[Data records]

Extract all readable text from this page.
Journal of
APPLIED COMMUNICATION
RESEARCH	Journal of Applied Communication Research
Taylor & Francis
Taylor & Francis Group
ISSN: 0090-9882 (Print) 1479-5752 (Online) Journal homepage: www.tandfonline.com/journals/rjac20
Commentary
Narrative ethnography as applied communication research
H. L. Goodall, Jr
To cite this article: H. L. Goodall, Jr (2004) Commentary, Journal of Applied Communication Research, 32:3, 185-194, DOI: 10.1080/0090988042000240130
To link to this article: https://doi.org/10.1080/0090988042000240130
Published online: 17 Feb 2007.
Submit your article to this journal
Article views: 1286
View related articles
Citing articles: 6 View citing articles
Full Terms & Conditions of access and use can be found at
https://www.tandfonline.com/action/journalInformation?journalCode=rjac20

### [Exercise task]
Exactly reproduce every line of the data above.

### [Response below]
Extract all readable text from this page.
Journal of
APPLIED COMMUNICATION
RESEARCH	Journal of Applied Communication Research
Taylor & Francis
Taylor & Francis Group
ISSN: 0090-9882 (Print) 1479-5752 (Online) Journal homepage: www.tandfonline.com/journals/rjac20
Commentary
Narrative ethnography as applied communication research
H. L. Goodall, Jr
To cite this article: H. L. Goodall, Jr (2004) Commentary, Journal of Applied Communication Research, 32:3, 185-194, DOI: 10.1080/0090988042000240130
To link to this article: https://doi.org/10.1080/0090988042000240130
Published online: 17 Feb 2007.
Submit your article to this journal
Article views: 1286
View related articles
Citing articles: 6 View citing articles
Full Terms & Conditions of access and use can be found at
https://www.tandfonline.com/action/journalInformation?journalCode=rjac20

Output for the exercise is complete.